Material shown =
========================================
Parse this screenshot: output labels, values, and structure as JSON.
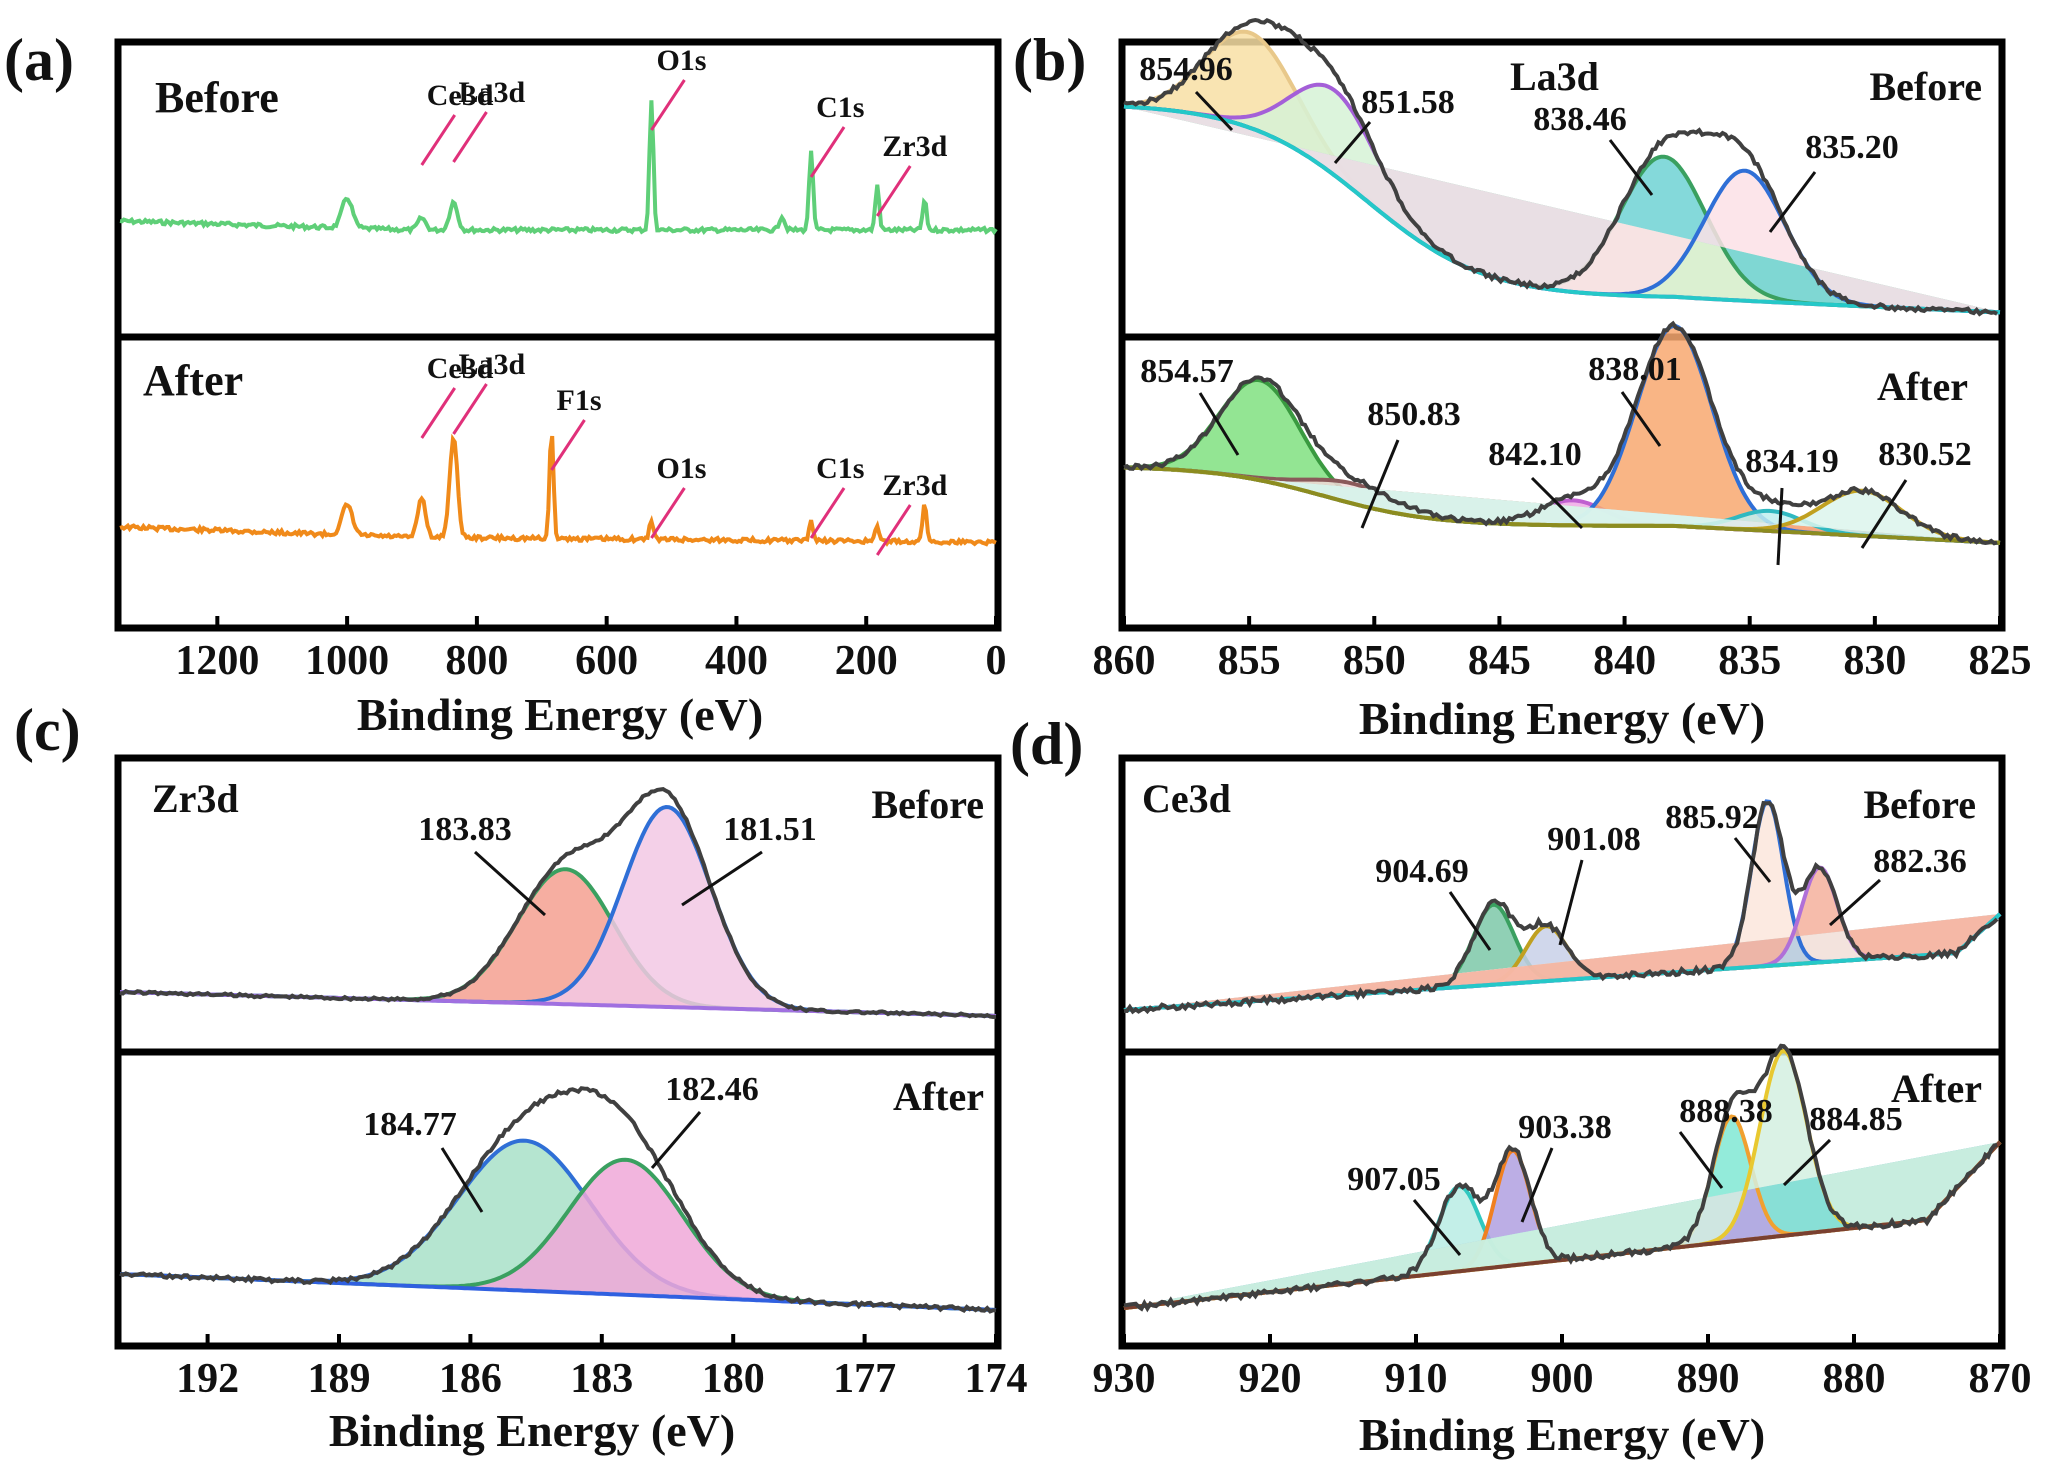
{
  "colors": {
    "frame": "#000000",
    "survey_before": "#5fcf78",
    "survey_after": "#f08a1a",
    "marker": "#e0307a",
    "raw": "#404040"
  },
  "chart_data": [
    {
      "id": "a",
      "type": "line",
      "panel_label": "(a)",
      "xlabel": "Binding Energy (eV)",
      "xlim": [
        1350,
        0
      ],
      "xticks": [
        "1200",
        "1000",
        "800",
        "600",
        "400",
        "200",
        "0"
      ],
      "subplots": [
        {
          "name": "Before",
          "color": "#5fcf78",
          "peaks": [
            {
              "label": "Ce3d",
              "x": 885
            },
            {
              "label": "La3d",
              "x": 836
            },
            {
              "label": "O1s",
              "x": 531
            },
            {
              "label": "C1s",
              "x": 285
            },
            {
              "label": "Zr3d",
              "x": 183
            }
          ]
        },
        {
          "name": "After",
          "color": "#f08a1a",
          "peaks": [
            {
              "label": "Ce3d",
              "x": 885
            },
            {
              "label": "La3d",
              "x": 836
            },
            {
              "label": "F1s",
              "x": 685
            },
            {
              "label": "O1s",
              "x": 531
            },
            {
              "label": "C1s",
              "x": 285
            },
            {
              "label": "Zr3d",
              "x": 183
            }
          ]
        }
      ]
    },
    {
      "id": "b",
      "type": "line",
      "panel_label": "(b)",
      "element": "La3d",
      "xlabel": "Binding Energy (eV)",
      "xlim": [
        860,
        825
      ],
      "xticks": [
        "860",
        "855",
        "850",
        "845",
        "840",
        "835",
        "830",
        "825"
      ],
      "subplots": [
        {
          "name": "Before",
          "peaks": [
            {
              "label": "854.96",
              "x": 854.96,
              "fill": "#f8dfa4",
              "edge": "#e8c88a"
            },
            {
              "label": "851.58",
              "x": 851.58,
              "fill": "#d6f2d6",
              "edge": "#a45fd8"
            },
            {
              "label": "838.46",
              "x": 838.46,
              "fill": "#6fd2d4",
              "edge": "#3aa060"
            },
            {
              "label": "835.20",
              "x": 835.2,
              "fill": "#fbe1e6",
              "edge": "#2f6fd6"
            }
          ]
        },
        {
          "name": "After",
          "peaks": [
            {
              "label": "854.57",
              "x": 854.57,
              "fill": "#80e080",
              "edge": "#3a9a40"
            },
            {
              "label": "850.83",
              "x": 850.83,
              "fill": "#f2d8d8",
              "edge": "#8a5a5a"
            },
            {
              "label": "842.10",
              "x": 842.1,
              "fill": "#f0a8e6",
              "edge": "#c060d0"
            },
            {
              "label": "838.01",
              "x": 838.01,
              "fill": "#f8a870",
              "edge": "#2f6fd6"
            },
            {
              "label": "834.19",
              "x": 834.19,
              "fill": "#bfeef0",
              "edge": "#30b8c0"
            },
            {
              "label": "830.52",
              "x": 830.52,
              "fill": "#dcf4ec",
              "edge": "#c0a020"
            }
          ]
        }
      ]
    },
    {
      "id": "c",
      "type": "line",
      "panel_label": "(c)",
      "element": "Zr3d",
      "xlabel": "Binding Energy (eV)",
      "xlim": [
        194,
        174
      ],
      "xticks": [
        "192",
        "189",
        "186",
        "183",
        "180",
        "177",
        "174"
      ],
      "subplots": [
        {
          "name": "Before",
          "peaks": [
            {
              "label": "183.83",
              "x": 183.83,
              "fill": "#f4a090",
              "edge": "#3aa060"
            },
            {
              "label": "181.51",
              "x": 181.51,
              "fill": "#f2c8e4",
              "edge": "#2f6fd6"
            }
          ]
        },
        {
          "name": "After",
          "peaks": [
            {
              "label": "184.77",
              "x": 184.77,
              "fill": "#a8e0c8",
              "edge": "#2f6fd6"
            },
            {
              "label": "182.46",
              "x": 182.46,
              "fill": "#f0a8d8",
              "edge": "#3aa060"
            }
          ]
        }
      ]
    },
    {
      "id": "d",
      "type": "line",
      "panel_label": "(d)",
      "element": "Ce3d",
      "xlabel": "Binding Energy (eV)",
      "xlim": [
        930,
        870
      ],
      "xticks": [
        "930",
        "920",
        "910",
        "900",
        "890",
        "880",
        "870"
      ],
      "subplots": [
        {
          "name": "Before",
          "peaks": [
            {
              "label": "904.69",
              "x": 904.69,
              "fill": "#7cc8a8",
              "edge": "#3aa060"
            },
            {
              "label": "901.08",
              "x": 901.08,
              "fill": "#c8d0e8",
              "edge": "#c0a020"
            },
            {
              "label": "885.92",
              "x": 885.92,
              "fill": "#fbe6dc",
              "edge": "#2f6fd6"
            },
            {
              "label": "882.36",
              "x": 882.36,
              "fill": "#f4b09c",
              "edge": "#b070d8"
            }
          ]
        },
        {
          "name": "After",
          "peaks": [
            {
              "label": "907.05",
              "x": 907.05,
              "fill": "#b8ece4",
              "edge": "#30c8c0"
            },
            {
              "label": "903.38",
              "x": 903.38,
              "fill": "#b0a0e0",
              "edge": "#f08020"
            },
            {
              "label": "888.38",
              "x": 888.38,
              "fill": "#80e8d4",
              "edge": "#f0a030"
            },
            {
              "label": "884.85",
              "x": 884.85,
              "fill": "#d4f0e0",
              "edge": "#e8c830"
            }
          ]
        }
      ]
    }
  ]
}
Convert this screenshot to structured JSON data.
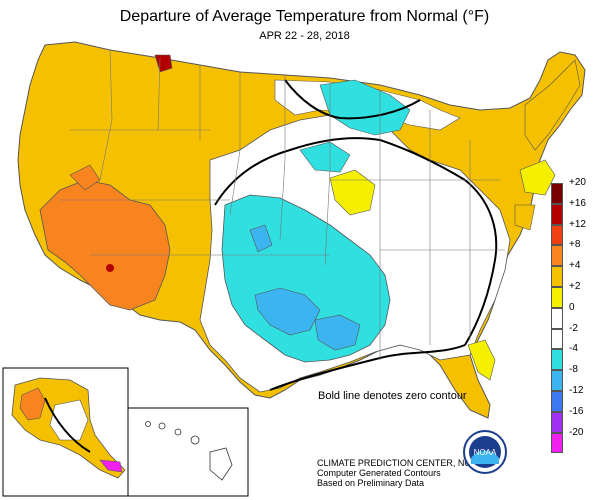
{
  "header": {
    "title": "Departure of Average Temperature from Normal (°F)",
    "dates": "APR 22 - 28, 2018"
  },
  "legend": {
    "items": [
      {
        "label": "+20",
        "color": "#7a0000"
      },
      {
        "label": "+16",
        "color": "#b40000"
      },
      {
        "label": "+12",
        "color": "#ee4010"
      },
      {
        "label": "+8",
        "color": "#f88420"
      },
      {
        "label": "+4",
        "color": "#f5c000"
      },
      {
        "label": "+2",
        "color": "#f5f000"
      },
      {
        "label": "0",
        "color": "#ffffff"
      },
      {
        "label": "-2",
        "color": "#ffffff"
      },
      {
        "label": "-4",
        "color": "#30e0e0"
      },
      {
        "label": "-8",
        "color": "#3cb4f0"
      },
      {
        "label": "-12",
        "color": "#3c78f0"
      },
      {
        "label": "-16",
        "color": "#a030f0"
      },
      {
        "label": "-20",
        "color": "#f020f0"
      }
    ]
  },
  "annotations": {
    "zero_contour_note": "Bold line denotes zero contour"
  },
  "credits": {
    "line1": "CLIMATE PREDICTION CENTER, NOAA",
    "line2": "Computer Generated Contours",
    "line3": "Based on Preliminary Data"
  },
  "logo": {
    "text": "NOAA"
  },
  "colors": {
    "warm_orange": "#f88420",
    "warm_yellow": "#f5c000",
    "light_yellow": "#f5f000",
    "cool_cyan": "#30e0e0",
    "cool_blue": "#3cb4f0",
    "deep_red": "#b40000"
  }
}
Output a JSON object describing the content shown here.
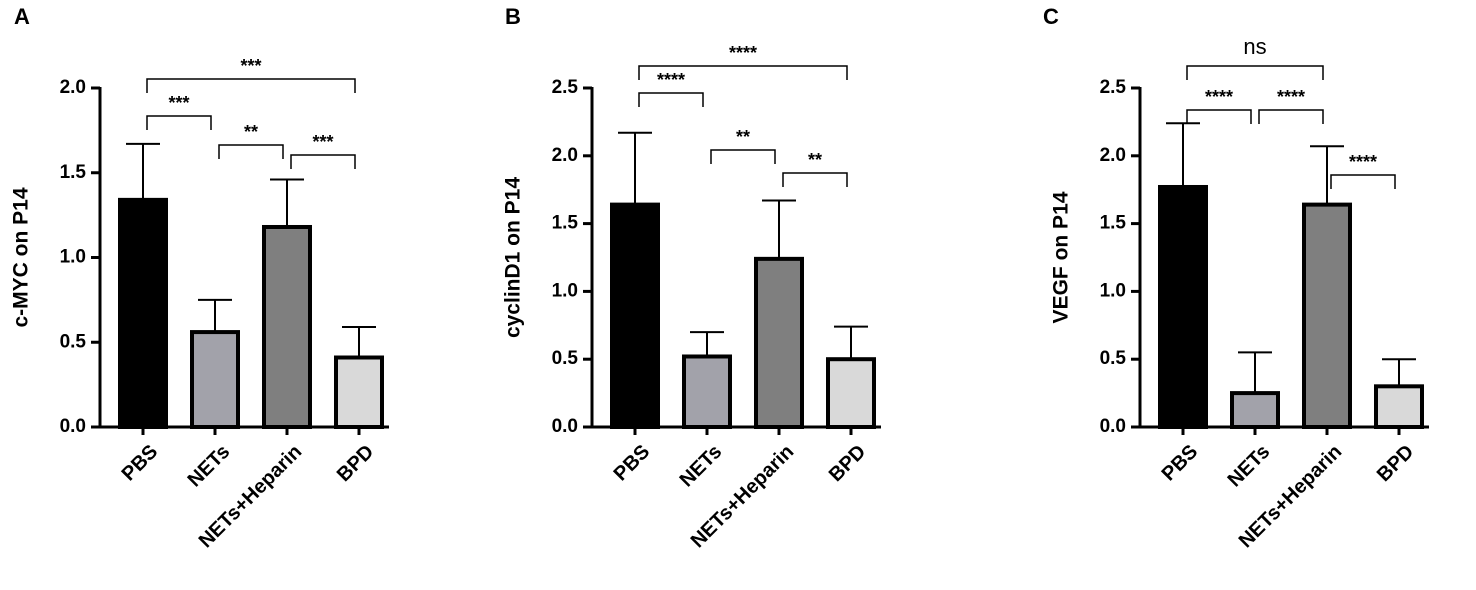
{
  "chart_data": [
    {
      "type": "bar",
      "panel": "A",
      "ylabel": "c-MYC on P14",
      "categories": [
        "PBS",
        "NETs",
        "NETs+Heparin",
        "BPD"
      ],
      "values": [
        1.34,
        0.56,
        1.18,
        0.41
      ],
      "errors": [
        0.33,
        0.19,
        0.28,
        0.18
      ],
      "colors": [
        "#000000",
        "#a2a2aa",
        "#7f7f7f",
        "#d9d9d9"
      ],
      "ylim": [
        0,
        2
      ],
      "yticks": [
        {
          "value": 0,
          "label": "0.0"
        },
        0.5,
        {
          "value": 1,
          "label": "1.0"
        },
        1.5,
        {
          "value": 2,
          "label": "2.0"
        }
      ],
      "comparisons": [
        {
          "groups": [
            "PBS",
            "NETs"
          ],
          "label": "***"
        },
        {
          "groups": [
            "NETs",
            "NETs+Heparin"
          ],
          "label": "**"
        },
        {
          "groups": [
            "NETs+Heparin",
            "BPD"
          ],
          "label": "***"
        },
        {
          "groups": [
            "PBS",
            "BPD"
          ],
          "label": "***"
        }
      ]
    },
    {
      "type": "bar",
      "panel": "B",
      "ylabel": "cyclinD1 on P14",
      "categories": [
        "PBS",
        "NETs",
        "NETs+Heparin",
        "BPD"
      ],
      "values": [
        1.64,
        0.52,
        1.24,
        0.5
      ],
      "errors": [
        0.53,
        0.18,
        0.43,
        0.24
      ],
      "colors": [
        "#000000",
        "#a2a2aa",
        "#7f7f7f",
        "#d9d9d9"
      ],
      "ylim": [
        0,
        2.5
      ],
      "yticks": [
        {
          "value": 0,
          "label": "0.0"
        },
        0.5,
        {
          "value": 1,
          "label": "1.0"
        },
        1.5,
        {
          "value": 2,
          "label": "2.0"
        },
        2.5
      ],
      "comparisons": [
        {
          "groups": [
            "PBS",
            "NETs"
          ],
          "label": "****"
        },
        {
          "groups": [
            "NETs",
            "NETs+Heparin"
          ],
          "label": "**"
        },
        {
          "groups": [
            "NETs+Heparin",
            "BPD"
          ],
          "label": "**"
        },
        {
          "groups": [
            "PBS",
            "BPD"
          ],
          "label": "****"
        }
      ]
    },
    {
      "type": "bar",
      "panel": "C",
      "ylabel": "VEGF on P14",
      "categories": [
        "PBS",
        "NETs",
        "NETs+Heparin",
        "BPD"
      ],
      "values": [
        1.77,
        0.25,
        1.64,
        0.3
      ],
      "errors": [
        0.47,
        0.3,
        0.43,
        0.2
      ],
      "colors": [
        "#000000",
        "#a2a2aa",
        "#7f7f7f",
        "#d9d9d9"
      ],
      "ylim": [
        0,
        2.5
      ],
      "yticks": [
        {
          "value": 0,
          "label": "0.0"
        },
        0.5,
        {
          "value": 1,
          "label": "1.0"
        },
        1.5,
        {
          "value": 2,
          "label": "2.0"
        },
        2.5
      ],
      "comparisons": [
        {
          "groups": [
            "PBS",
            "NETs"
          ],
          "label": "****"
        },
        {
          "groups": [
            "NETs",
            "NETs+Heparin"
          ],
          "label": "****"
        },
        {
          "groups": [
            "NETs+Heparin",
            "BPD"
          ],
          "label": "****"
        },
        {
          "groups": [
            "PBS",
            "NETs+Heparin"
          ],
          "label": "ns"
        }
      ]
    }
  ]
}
========================================
Exercise instructions = Of all the lines in the material above, how many contain the word "element"? Give only the count.

Right answer = 3